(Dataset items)

************

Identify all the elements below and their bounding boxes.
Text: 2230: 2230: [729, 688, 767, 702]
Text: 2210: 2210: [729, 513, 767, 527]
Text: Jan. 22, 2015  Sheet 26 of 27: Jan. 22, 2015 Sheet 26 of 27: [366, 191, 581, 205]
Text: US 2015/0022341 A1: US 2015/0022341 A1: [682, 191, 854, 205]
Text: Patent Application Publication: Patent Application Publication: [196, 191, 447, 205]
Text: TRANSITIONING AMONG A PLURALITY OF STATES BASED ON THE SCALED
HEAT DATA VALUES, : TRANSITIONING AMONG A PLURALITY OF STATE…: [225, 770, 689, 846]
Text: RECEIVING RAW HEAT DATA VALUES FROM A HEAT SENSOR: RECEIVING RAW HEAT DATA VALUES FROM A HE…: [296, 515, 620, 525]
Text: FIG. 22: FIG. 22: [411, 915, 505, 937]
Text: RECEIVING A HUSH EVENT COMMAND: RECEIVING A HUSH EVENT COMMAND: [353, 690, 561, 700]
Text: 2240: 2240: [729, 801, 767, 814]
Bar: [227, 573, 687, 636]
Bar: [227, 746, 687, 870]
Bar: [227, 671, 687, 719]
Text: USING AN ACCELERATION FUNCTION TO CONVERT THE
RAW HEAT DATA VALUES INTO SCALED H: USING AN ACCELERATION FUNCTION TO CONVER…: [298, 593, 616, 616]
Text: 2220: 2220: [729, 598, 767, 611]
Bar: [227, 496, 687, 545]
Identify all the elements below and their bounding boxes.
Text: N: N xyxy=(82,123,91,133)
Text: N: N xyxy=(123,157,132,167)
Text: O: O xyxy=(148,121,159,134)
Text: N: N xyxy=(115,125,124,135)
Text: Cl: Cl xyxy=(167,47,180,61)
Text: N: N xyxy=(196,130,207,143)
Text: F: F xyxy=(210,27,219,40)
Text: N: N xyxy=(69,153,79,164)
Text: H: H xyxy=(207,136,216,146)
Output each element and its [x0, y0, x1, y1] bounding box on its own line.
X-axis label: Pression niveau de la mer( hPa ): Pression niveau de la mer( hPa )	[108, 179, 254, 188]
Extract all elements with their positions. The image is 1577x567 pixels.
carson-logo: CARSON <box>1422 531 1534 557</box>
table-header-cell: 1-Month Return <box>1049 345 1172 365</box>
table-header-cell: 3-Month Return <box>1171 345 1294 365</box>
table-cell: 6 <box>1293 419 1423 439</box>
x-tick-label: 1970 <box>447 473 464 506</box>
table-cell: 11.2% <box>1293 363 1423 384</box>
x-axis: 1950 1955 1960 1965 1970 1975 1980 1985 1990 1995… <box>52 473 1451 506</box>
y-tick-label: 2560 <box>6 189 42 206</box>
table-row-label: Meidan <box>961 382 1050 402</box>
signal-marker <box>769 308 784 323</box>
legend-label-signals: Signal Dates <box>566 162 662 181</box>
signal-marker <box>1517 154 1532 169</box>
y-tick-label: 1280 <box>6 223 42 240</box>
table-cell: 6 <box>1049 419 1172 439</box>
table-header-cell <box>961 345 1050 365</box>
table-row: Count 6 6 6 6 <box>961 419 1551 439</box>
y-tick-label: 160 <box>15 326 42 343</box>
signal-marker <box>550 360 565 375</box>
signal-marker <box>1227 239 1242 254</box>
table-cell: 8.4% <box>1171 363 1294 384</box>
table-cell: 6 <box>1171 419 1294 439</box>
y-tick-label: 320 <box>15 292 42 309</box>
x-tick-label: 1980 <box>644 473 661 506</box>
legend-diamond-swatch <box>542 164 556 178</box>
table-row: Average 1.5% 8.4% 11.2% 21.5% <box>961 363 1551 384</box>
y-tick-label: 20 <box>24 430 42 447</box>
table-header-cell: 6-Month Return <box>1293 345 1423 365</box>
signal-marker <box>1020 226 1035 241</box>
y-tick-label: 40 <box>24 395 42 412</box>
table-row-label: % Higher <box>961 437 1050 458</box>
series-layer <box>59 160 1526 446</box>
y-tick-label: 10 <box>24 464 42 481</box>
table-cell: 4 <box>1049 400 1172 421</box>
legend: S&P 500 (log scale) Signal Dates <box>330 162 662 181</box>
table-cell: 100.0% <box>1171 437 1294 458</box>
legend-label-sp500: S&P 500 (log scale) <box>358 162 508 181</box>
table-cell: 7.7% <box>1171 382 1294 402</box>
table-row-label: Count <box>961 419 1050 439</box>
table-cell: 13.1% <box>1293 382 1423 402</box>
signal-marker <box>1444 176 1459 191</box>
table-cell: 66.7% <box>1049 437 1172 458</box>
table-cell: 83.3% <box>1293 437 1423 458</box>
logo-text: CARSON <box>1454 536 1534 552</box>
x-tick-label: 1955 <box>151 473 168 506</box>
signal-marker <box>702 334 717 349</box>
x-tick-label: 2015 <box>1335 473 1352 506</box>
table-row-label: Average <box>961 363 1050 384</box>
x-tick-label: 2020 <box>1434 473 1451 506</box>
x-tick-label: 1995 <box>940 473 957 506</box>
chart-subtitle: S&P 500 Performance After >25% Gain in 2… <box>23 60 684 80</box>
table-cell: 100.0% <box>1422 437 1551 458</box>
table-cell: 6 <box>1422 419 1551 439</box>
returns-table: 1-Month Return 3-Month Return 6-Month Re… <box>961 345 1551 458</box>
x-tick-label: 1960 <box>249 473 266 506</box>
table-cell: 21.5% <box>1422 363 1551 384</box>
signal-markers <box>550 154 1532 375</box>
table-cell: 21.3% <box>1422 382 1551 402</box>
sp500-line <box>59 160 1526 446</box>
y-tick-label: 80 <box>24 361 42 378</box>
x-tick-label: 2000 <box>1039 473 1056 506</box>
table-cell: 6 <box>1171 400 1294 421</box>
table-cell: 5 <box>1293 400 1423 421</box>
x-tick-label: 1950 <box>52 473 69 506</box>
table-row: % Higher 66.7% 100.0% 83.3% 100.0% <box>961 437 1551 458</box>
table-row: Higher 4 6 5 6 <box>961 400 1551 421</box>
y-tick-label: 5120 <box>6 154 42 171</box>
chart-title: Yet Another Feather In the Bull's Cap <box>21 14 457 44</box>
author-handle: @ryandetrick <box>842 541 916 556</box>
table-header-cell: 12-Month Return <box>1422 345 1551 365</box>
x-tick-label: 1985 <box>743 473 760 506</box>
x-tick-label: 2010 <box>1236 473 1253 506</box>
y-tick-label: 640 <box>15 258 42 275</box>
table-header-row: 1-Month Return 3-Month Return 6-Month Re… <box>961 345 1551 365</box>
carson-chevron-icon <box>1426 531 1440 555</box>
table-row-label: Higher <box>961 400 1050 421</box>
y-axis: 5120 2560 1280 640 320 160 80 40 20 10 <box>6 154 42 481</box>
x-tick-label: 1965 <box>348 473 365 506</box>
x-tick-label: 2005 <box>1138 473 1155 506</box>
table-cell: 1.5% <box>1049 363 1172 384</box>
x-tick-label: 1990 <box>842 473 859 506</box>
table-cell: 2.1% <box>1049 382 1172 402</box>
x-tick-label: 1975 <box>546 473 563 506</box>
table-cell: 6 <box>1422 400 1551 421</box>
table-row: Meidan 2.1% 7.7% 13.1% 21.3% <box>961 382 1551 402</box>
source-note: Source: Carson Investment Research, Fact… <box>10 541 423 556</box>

************

__WORK TO BE COMPLETED__.
Reproduce all of the rows above word for word, changing nothing.

__EXERCISE ANSWER__.
Identify all the elements below and their bounding boxes.
Text: 2230: 2230: [729, 688, 767, 702]
Text: 2210: 2210: [729, 513, 767, 527]
Text: Jan. 22, 2015  Sheet 26 of 27: Jan. 22, 2015 Sheet 26 of 27: [366, 191, 581, 205]
Text: US 2015/0022341 A1: US 2015/0022341 A1: [682, 191, 854, 205]
Text: Patent Application Publication: Patent Application Publication: [196, 191, 447, 205]
Text: TRANSITIONING AMONG A PLURALITY OF STATES BASED ON THE SCALED
HEAT DATA VALUES, : TRANSITIONING AMONG A PLURALITY OF STATE…: [225, 770, 689, 846]
Text: RECEIVING RAW HEAT DATA VALUES FROM A HEAT SENSOR: RECEIVING RAW HEAT DATA VALUES FROM A HE…: [296, 515, 620, 525]
Text: FIG. 22: FIG. 22: [411, 915, 505, 937]
Text: RECEIVING A HUSH EVENT COMMAND: RECEIVING A HUSH EVENT COMMAND: [353, 690, 561, 700]
Text: 2240: 2240: [729, 801, 767, 814]
Bar: [227, 573, 687, 636]
Bar: [227, 746, 687, 870]
Bar: [227, 671, 687, 719]
Text: USING AN ACCELERATION FUNCTION TO CONVERT THE
RAW HEAT DATA VALUES INTO SCALED H: USING AN ACCELERATION FUNCTION TO CONVER…: [298, 593, 616, 616]
Text: 2220: 2220: [729, 598, 767, 611]
Bar: [227, 496, 687, 545]
Identify all the elements below and their bounding boxes.
Text: N: N xyxy=(82,123,91,133)
Text: N: N xyxy=(123,157,132,167)
Text: O: O xyxy=(148,121,159,134)
Text: N: N xyxy=(115,125,124,135)
Text: Cl: Cl xyxy=(167,47,180,61)
Text: N: N xyxy=(196,130,207,143)
Text: F: F xyxy=(210,27,219,40)
Text: N: N xyxy=(69,153,79,164)
Text: H: H xyxy=(207,136,216,146)
Output each element and its [x0, y0, x1, y1] bounding box on its own line.
X-axis label: Pression niveau de la mer( hPa ): Pression niveau de la mer( hPa )	[108, 179, 254, 188]
Extract all elements with their positions. The image is 1577x567 pixels.
carson-logo: CARSON <box>1422 531 1534 557</box>
table-header-cell: 1-Month Return <box>1049 345 1172 365</box>
table-header-cell: 3-Month Return <box>1171 345 1294 365</box>
table-cell: 6 <box>1293 419 1423 439</box>
x-tick-label: 1970 <box>447 473 464 506</box>
table-cell: 11.2% <box>1293 363 1423 384</box>
x-axis: 1950 1955 1960 1965 1970 1975 1980 1985 1990 1995… <box>52 473 1451 506</box>
y-tick-label: 2560 <box>6 189 42 206</box>
table-row-label: Meidan <box>961 382 1050 402</box>
signal-marker <box>769 308 784 323</box>
legend-label-signals: Signal Dates <box>566 162 662 181</box>
signal-marker <box>1517 154 1532 169</box>
y-tick-label: 1280 <box>6 223 42 240</box>
table-cell: 6 <box>1049 419 1172 439</box>
table-header-cell <box>961 345 1050 365</box>
table-row: Count 6 6 6 6 <box>961 419 1551 439</box>
y-tick-label: 160 <box>15 326 42 343</box>
signal-marker <box>550 360 565 375</box>
signal-marker <box>1227 239 1242 254</box>
table-cell: 8.4% <box>1171 363 1294 384</box>
table-cell: 6 <box>1171 419 1294 439</box>
y-tick-label: 320 <box>15 292 42 309</box>
x-tick-label: 1980 <box>644 473 661 506</box>
legend-diamond-swatch <box>542 164 556 178</box>
table-row: Average 1.5% 8.4% 11.2% 21.5% <box>961 363 1551 384</box>
y-tick-label: 20 <box>24 430 42 447</box>
table-header-cell: 6-Month Return <box>1293 345 1423 365</box>
signal-marker <box>1020 226 1035 241</box>
y-tick-label: 40 <box>24 395 42 412</box>
table-row-label: % Higher <box>961 437 1050 458</box>
series-layer <box>59 160 1526 446</box>
y-tick-label: 10 <box>24 464 42 481</box>
table-cell: 4 <box>1049 400 1172 421</box>
legend: S&P 500 (log scale) Signal Dates <box>330 162 662 181</box>
table-cell: 100.0% <box>1171 437 1294 458</box>
legend-label-sp500: S&P 500 (log scale) <box>358 162 508 181</box>
table-cell: 7.7% <box>1171 382 1294 402</box>
table-row-label: Count <box>961 419 1050 439</box>
table-cell: 13.1% <box>1293 382 1423 402</box>
signal-marker <box>1444 176 1459 191</box>
table-cell: 66.7% <box>1049 437 1172 458</box>
table-cell: 83.3% <box>1293 437 1423 458</box>
logo-text: CARSON <box>1454 536 1534 552</box>
x-tick-label: 1955 <box>151 473 168 506</box>
signal-marker <box>702 334 717 349</box>
x-tick-label: 2015 <box>1335 473 1352 506</box>
table-row-label: Average <box>961 363 1050 384</box>
x-tick-label: 2020 <box>1434 473 1451 506</box>
x-tick-label: 1995 <box>940 473 957 506</box>
chart-subtitle: S&P 500 Performance After >25% Gain in 2… <box>23 60 684 80</box>
table-cell: 100.0% <box>1422 437 1551 458</box>
table-cell: 6 <box>1422 419 1551 439</box>
returns-table: 1-Month Return 3-Month Return 6-Month Re… <box>961 345 1551 458</box>
x-tick-label: 1960 <box>249 473 266 506</box>
table-cell: 21.5% <box>1422 363 1551 384</box>
signal-markers <box>550 154 1532 375</box>
table-cell: 21.3% <box>1422 382 1551 402</box>
sp500-line <box>59 160 1526 446</box>
y-tick-label: 80 <box>24 361 42 378</box>
x-tick-label: 2000 <box>1039 473 1056 506</box>
table-cell: 6 <box>1171 400 1294 421</box>
table-cell: 5 <box>1293 400 1423 421</box>
x-tick-label: 1950 <box>52 473 69 506</box>
table-row: % Higher 66.7% 100.0% 83.3% 100.0% <box>961 437 1551 458</box>
table-row: Higher 4 6 5 6 <box>961 400 1551 421</box>
y-tick-label: 5120 <box>6 154 42 171</box>
chart-title: Yet Another Feather In the Bull's Cap <box>21 14 457 44</box>
author-handle: @ryandetrick <box>842 541 916 556</box>
table-header-cell: 12-Month Return <box>1422 345 1551 365</box>
x-tick-label: 1985 <box>743 473 760 506</box>
x-tick-label: 2010 <box>1236 473 1253 506</box>
y-tick-label: 640 <box>15 258 42 275</box>
table-header-row: 1-Month Return 3-Month Return 6-Month Re… <box>961 345 1551 365</box>
carson-chevron-icon <box>1426 531 1440 555</box>
table-row-label: Higher <box>961 400 1050 421</box>
y-axis: 5120 2560 1280 640 320 160 80 40 20 10 <box>6 154 42 481</box>
x-tick-label: 1965 <box>348 473 365 506</box>
x-tick-label: 2005 <box>1138 473 1155 506</box>
table-cell: 1.5% <box>1049 363 1172 384</box>
x-tick-label: 1990 <box>842 473 859 506</box>
table-cell: 2.1% <box>1049 382 1172 402</box>
x-tick-label: 1975 <box>546 473 563 506</box>
table-cell: 6 <box>1422 400 1551 421</box>
table-row: Meidan 2.1% 7.7% 13.1% 21.3% <box>961 382 1551 402</box>
source-note: Source: Carson Investment Research, Fact… <box>10 541 423 556</box>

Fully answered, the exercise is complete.